━━━━━ Kutipan untuk Dibaca
Langsung ke konten utama

BHINNEKA TUNGGAL IKA

Azzahra Fitri Videyarani


Pendahuluan

Bhinneka Tunggal Ika merupakan semboyan Republik Indonesia yang juga tertulis pada lambang negara yaitu Burung Garuda. Bhinneka Tunggal Ika memiliki makna berbeda-beda tetapi tetap satu. Makna tersebut sesuai dengan keadaan Indonesia yang majemuk. Semboyan ini mengakui keberagamaan dalam kehidupan berbangsa. Keberagamaan ini dipersatukan oleh sistem nasional dalam Peraturan Pemerintah Nomor 66 tahun 1951 dan UU Nomor 24 tahun 2009 tentang bendera, bahasa, dan lambang negara serta lagu kebangsaan.

 

Sejarah dan Hakikat Bhinneka Tunggal Ika

Istilah Bhinneka Tunggal Ika ditemukan dalam Kitab Sutasoma karya Mpu Tantular pada abad ke-17. Tulisan lengkapnya dalam buku Sutasoma berbunyi sebagai berikut:

"Rwaneka dhatuwinuwus Buddha Wisma, Bhineki rakwa ring apan kena, parwanosen, mangka ng inatwa kalawan Siwatawa tunggal, Bhinneka tunggal ika tan hana dharma mangrawa."

Artinya: Bahwa agama Budha dan Siwa (Hindhu) merupakan zat yang berbeda, tetapi nilai nilai kebenaran Jina (Buddha) dan Siwa adalah tunggal. Terpecah belah tetapi satu jua, tak ada dharma yang mendua.

Secara harfiah, bhinneka berarti beragam, tunggal berarti satu, dan ika berarti itu. Bhinneka Tunggal Ika difahami dengan "beragam satu itu". Maksud dari ungkapan tersebut adalah agar antar umat beragama (Budha dan Hindu) dapat hidup berdampingan dengan damai dan harmonis. Menurut Mpu Tantular, kedua agama tersebut memiliki hakikat kebenaran ajaran yang satu.

Budha dan Hindu adalah agama resmi pada masa Kerajaan Majapahit. Perbedaan tersebut dapat menjadi masalah jika tidak diatur oleh pemerintah. Kemudian Mpu Tantular menuliskan ajaran moral "Bhinneka Tunggal Ika" dan diterapkan dengan baik serta didukung oleh pemerintah kerajaan. Inilah yang membuat Kerajaan Majapahit dapat menjadi kerajaan besar dan membangun kehidupan bersama yang rukun dan damai.
━━━━━━━━━━
━━━━━ Item yang Disediakan
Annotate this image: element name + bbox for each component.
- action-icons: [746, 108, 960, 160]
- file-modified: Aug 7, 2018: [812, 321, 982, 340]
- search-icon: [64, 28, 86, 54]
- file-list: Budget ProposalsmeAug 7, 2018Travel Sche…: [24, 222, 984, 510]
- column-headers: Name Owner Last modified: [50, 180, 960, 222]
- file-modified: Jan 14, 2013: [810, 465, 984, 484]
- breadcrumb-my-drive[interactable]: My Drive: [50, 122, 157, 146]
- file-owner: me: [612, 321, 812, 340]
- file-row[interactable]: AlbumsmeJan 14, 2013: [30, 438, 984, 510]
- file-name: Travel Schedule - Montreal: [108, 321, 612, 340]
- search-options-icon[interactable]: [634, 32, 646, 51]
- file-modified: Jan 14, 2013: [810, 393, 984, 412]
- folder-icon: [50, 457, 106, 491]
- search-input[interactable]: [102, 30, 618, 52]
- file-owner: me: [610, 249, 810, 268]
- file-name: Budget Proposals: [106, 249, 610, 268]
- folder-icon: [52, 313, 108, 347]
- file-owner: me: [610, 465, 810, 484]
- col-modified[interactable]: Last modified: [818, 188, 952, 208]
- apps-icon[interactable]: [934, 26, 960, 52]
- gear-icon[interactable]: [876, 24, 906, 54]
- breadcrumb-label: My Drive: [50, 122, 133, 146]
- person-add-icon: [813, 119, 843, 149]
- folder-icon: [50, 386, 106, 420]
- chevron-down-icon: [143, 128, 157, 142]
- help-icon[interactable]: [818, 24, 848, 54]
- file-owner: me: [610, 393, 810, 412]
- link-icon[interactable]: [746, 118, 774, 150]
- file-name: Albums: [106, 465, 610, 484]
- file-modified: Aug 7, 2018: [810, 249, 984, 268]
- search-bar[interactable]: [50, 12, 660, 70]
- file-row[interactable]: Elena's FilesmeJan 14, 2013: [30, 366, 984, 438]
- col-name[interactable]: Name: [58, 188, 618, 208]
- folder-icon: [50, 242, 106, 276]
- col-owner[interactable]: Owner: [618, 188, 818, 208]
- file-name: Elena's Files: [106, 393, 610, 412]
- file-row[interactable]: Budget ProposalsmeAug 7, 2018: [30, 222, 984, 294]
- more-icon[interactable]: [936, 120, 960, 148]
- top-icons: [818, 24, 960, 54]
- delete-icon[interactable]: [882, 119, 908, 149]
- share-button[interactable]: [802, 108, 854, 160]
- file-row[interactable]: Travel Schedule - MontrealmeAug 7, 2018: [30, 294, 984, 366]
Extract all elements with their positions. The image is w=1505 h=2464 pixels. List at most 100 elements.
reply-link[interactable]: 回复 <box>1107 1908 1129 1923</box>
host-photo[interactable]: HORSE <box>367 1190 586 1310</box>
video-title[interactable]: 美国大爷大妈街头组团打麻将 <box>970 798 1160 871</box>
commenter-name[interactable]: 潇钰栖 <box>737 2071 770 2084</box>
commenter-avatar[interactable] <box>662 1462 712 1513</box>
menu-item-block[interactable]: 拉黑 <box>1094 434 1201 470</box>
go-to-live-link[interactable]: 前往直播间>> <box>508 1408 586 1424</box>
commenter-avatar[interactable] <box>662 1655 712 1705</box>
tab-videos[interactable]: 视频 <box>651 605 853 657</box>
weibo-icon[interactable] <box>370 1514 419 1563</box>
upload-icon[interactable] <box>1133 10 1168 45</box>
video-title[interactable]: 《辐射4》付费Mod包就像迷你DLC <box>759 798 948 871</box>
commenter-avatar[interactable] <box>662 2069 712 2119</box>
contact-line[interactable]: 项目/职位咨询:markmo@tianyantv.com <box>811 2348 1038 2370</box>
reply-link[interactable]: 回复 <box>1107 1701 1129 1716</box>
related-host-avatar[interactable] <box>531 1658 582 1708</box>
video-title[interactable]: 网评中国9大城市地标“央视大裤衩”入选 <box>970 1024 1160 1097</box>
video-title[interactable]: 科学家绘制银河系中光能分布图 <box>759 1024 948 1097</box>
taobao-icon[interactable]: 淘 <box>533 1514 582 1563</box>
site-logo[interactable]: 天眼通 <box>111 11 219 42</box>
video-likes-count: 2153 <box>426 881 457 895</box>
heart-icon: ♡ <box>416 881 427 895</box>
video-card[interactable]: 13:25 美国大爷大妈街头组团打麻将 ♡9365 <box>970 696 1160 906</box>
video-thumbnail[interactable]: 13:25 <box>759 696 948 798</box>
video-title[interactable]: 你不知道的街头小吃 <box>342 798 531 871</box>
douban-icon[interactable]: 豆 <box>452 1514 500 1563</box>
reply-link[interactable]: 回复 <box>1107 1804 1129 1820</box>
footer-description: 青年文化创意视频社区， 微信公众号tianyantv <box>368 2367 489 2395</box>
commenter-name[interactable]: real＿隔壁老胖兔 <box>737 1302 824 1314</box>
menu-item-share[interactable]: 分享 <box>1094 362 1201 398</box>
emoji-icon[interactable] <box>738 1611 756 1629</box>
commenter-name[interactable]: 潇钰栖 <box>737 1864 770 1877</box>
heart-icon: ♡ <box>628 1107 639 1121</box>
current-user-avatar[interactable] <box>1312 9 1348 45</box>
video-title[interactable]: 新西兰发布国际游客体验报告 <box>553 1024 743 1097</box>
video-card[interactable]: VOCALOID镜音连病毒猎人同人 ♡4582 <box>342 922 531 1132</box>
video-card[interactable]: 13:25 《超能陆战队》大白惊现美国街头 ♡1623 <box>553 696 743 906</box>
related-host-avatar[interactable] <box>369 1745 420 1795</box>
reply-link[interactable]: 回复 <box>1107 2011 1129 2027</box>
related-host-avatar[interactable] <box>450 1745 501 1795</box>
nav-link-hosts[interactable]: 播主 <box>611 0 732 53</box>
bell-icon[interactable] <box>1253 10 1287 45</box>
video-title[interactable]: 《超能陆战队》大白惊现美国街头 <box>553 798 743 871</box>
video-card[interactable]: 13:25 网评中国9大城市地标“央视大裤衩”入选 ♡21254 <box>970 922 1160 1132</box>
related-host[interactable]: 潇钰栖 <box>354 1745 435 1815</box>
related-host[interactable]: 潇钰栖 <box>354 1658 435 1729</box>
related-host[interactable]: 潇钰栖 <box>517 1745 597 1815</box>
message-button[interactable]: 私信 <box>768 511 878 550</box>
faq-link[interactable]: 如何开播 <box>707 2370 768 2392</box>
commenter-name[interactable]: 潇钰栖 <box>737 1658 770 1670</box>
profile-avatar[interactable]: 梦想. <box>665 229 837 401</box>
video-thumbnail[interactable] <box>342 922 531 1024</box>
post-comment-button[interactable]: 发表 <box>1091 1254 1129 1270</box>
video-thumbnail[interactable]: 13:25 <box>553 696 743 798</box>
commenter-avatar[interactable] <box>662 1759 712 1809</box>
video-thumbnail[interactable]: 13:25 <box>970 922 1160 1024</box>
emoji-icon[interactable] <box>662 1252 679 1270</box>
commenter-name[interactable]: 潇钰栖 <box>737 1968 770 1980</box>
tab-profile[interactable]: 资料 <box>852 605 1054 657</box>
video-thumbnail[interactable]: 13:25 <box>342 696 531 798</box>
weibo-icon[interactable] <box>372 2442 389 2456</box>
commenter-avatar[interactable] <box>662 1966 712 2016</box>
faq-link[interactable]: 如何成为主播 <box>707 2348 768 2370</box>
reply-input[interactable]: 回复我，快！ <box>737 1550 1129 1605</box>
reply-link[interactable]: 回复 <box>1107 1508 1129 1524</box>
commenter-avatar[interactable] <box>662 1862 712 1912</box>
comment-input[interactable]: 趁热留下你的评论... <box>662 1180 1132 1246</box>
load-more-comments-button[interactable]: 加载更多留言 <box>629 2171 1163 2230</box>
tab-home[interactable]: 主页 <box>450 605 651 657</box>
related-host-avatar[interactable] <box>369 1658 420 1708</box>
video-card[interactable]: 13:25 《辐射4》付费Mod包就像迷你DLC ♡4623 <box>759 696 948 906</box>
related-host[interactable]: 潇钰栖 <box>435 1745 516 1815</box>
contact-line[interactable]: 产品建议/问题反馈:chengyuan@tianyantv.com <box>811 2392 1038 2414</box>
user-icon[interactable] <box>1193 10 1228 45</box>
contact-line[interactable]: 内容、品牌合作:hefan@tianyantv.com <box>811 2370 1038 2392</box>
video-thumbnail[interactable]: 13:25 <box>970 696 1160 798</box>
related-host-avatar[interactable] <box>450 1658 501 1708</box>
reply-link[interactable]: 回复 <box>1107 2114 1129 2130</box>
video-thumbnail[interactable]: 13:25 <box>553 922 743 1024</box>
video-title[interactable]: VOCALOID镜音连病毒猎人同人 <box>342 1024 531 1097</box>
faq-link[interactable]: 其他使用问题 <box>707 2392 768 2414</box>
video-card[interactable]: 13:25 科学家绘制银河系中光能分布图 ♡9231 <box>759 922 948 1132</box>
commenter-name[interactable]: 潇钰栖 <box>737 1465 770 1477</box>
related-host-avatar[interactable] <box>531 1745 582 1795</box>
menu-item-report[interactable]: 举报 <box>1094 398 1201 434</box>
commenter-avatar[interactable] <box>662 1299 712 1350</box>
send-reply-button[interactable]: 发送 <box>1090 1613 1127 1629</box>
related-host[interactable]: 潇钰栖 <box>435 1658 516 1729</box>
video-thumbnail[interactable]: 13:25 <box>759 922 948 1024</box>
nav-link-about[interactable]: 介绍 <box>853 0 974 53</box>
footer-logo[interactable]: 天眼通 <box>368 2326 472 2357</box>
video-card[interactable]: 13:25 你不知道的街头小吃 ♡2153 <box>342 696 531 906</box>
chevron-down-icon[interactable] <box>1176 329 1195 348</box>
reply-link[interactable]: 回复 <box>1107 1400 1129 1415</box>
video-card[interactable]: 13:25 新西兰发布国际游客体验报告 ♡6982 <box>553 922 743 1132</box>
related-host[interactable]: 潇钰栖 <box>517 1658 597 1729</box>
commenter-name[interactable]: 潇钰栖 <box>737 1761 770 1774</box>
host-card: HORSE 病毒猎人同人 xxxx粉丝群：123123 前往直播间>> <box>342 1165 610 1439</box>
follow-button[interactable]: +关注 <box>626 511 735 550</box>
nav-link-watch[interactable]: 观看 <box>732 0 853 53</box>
━━━━━━━━━━
- **Perintah Tugas**:
Lanjutkan tulisan tentang Bhinneka Tunggal Ika mulai dari kalimat terakhirnya. Item-item ini diambil dari sumber lain.

- **Jawaban Tugas**:
Moh. Yamin adalah orang yang pertama kali mengusulkan Bhinneka Tunggal Ika sebagai semboyan sesanti Negara. Namun sebelum beliau, ungkapan Bhinneka Tunggal Ika telah diteliti pertama kali oleh Prof. H. Kern pada tahun 1888 M dalam Verspereide Geschriften (1916, IV:172) kemudian diteliti oleh Moh. Yamin. Pada sela-sela sidang BPUPKI (Mei-Juli 1945), Moh. Yamin menyebut-nyebut ungkapan “Bhinneka Tunggal Ika”. Mendengar itu, kawannya dari Beleleng yang bernama I Bagus Sugriwa lantas menyambut sambungan ungkapan itu dengan “Tan Hana Dharma Mangrawa” (tak ada dharma yang mendua).

Dari saat itu, dapat diketahui bahwa kitab yang ditulis oleh intelektual Budha masih dikenal dan dipelajari oleh intelektual Hindu. Para intelektual Muslim juga toleran untuk menerima warisan Mpu Tantular yang beragama Buddha. Sikap toleran semacam ini merupakan sikap dasar suku-suku bangsa yang ada di Indonesia, yang telah mengenal beragam agama, bermacam kepercayaan, berlapis-lapis, dan beraneka budaya jauh sebelum Islam datang dan menjadi mayoritas di Nusantara.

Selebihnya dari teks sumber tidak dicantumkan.